* [WHAT YOU HAVE TO DO] Pictures stay out; everything else in the records below is copied exactly.

Items listed in a dataset
_ _ _ _ _
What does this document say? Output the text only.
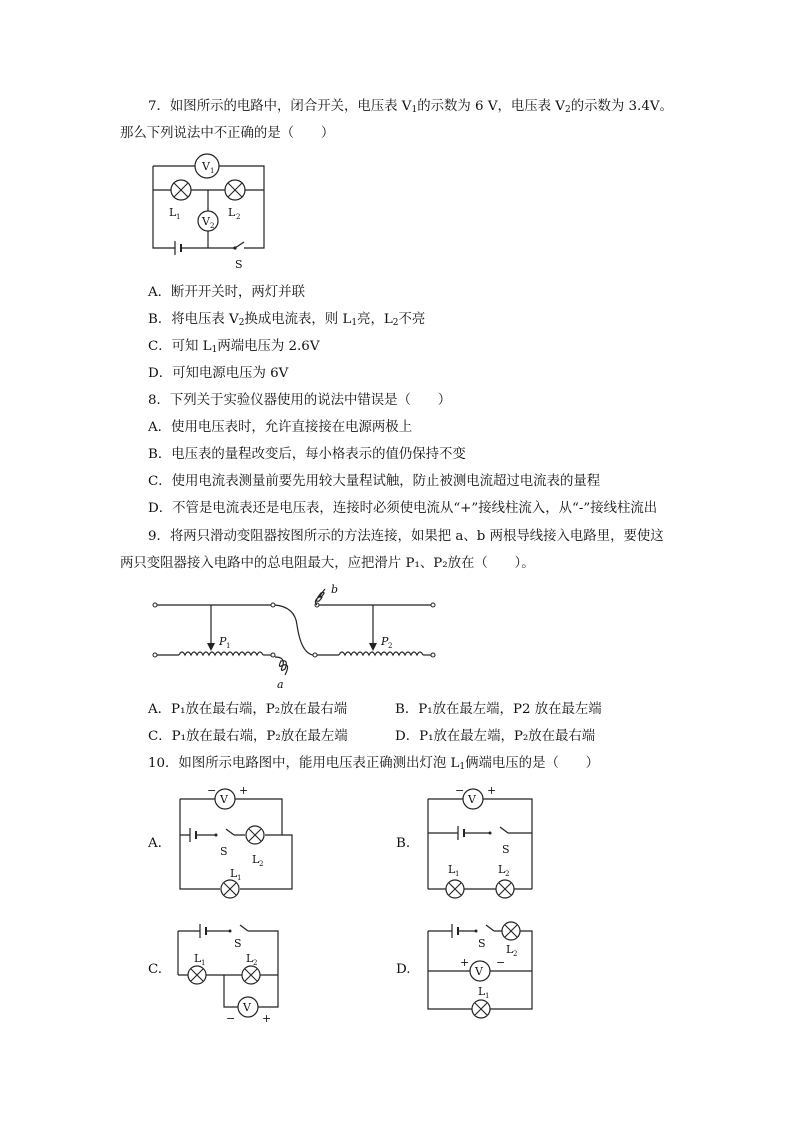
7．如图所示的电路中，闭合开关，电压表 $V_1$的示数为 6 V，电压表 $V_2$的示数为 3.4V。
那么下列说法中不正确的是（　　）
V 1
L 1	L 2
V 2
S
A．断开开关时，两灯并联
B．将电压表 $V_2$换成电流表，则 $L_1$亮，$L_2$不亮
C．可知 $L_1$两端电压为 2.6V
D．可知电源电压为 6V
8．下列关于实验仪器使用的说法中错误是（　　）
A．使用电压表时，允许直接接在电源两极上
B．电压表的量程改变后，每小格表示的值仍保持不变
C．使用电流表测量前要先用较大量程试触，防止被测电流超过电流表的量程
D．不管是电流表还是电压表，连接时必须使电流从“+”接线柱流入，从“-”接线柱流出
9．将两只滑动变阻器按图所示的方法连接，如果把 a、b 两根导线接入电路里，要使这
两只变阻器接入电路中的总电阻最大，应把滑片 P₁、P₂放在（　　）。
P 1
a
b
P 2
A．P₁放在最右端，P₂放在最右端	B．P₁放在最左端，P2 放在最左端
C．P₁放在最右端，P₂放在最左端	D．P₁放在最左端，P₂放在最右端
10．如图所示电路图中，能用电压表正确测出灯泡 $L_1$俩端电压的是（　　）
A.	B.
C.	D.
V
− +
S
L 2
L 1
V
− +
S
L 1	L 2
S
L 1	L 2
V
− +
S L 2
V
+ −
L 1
_ _ _ _ _
* [REPLY TO THE TASK]
What does this document say? Output the text only.
7．如图所示的电路中，闭合开关，电压表 $V_1$的示数为 6 V，电压表 $V_2$的示数为 3.4V。
那么下列说法中不正确的是（　　）
V 1
L 1	L 2
V 2
S
A．断开开关时，两灯并联
B．将电压表 $V_2$换成电流表，则 $L_1$亮，$L_2$不亮
C．可知 $L_1$两端电压为 2.6V
D．可知电源电压为 6V
8．下列关于实验仪器使用的说法中错误是（　　）
A．使用电压表时，允许直接接在电源两极上
B．电压表的量程改变后，每小格表示的值仍保持不变
C．使用电流表测量前要先用较大量程试触，防止被测电流超过电流表的量程
D．不管是电流表还是电压表，连接时必须使电流从“+”接线柱流入，从“-”接线柱流出
9．将两只滑动变阻器按图所示的方法连接，如果把 a、b 两根导线接入电路里，要使这
两只变阻器接入电路中的总电阻最大，应把滑片 P₁、P₂放在（　　）。
P 1
a
b
P 2
A．P₁放在最右端，P₂放在最右端	B．P₁放在最左端，P2 放在最左端
C．P₁放在最右端，P₂放在最左端	D．P₁放在最左端，P₂放在最右端
10．如图所示电路图中，能用电压表正确测出灯泡 $L_1$俩端电压的是（　　）
A.	B.
C.	D.
V
− +
S
L 2
L 1
V
− +
S
L 1	L 2
S
L 1	L 2
V
− +
S L 2
V
+ −
L 1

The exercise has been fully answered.